- Raw records -
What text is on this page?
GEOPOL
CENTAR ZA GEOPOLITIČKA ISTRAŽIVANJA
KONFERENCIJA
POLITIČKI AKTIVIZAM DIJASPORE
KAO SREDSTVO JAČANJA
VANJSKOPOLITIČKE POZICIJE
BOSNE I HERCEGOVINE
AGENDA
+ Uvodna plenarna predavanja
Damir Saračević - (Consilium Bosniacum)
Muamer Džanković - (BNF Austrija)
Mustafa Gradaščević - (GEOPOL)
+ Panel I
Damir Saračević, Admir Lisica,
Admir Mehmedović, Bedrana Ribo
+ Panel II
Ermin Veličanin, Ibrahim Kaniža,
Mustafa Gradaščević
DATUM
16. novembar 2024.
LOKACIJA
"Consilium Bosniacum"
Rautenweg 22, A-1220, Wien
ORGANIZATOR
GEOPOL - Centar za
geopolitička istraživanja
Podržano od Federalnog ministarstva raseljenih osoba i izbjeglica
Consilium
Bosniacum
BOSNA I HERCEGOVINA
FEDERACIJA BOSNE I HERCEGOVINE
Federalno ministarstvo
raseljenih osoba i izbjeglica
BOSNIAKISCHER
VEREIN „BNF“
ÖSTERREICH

- Do this -
Copy out every line where the word "Admir" occurs.

- Written solution -
Damir Saračević, Admir Lisica,
Admir Mehmedović, Bedrana Ribo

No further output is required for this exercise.